- [THE DATA]
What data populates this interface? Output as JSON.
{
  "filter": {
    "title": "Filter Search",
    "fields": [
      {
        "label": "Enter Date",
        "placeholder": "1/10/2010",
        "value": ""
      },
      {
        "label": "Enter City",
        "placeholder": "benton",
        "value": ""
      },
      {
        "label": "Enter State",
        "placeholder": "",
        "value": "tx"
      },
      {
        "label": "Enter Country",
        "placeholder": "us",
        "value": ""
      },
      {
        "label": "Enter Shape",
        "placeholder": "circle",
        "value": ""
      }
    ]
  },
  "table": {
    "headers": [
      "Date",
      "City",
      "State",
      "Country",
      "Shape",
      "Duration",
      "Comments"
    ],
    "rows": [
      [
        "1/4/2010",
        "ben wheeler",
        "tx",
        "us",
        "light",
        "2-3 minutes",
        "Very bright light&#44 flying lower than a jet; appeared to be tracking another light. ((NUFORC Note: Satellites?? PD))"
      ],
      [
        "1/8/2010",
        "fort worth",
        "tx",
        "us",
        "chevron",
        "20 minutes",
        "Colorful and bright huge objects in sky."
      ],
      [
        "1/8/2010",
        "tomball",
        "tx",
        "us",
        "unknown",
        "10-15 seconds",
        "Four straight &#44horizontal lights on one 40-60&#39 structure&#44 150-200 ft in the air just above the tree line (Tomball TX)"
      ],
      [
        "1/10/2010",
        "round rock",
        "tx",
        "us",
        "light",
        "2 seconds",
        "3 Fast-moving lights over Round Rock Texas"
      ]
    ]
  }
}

==

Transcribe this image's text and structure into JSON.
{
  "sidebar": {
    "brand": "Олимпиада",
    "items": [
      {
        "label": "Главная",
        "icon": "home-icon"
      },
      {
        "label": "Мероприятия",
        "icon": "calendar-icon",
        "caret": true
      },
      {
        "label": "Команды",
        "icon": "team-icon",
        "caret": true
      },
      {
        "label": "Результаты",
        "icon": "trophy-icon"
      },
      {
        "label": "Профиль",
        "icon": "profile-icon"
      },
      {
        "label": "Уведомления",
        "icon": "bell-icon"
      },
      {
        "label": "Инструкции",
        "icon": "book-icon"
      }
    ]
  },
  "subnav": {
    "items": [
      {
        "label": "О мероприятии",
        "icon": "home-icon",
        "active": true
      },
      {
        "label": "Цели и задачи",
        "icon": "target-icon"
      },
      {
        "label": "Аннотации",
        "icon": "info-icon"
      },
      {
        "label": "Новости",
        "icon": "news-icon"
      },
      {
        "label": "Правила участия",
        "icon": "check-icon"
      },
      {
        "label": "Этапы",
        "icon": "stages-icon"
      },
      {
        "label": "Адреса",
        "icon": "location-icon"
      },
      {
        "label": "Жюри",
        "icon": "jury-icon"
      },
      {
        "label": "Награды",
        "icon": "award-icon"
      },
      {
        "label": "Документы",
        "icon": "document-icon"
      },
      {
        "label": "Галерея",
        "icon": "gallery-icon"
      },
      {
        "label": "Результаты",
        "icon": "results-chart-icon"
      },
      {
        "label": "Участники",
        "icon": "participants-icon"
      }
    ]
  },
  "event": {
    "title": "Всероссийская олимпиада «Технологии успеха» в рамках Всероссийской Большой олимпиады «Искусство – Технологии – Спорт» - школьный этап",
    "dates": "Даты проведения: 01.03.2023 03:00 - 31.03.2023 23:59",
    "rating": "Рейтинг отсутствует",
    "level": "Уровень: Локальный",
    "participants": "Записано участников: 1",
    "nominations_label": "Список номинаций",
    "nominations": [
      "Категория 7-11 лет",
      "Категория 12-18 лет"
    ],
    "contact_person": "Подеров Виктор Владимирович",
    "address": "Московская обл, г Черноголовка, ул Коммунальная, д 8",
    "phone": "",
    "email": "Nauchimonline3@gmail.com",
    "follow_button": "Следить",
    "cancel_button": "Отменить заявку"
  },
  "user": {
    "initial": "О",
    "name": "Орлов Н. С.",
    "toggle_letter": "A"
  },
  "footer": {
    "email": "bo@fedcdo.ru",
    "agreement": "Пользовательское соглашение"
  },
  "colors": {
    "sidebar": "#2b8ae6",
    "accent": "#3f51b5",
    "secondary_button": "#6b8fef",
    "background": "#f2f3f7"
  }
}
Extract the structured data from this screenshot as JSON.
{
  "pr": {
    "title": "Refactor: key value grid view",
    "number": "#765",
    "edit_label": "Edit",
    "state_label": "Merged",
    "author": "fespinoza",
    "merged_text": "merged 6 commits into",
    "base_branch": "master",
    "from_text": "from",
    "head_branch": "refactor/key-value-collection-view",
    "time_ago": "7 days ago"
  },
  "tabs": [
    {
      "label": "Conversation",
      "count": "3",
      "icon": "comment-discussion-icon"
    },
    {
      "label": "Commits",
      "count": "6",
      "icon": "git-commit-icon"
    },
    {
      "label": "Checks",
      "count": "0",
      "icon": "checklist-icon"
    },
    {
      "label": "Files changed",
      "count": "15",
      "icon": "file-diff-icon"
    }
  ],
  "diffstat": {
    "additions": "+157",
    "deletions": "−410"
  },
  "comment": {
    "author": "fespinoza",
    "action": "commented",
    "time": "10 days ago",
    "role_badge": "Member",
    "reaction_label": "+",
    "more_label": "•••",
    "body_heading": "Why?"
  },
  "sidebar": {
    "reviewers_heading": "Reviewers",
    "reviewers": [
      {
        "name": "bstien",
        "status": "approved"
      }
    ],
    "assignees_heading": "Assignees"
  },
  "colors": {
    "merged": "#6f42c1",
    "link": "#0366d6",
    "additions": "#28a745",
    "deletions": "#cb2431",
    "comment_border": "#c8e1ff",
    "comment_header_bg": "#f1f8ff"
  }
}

- [TASK STATEMENT] Copy out every line of the data that includes the word "JSON".

- [THE REPLY]
What data populates this interface? Output as JSON.
Transcribe this image's text and structure into JSON.
Extract the structured data from this screenshot as JSON.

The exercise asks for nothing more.